All of the listing below must be repeated word for word. Pictures are the only thing to omit.

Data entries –
>> Begin
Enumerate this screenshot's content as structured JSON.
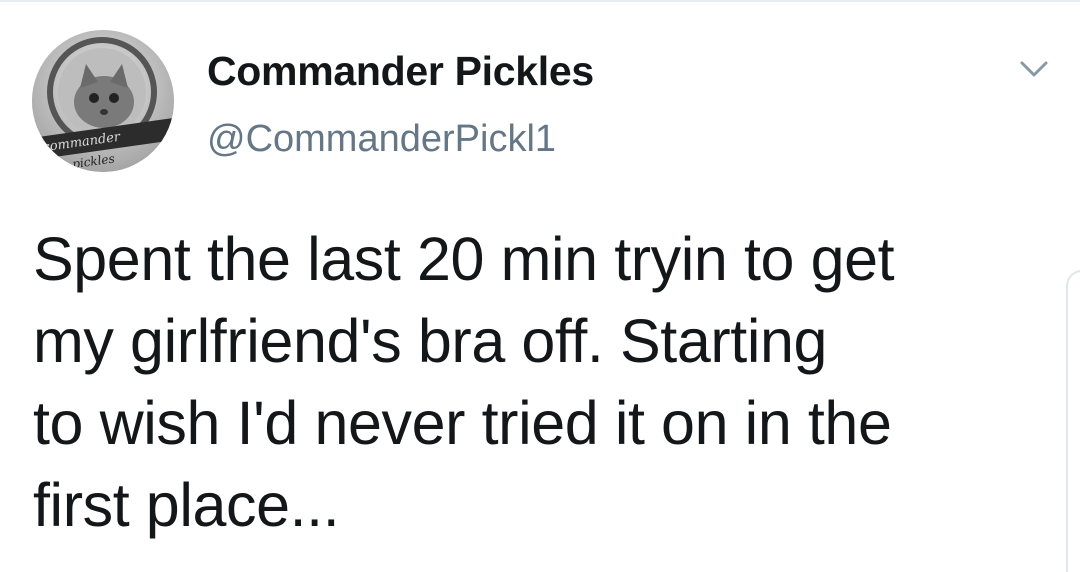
{
  "tweet": {
    "author": {
      "display_name": "Commander Pickles",
      "handle": "@CommanderPickl1",
      "avatar_text_line1": "commander",
      "avatar_text_line2": "pickles"
    },
    "text": "Spent the last 20 min tryin to get\nmy girlfriend's bra off. Starting\nto wish I'd never tried it on in the\nfirst place...",
    "menu_icon": "chevron-down-icon"
  },
  "colors": {
    "text_primary": "#14171a",
    "text_secondary": "#657786",
    "divider": "#e6ecf0"
  }
}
>> End
Answer to this problem –
Enumerate this screenshot's content as structured JSON.
{
  "tweet": {
    "author": {
      "display_name": "Commander Pickles",
      "handle": "@CommanderPickl1",
      "avatar_text_line1": "commander",
      "avatar_text_line2": "pickles"
    },
    "text": "Spent the last 20 min tryin to get\nmy girlfriend's bra off. Starting\nto wish I'd never tried it on in the\nfirst place...",
    "menu_icon": "chevron-down-icon"
  },
  "colors": {
    "text_primary": "#14171a",
    "text_secondary": "#657786",
    "divider": "#e6ecf0"
  }
}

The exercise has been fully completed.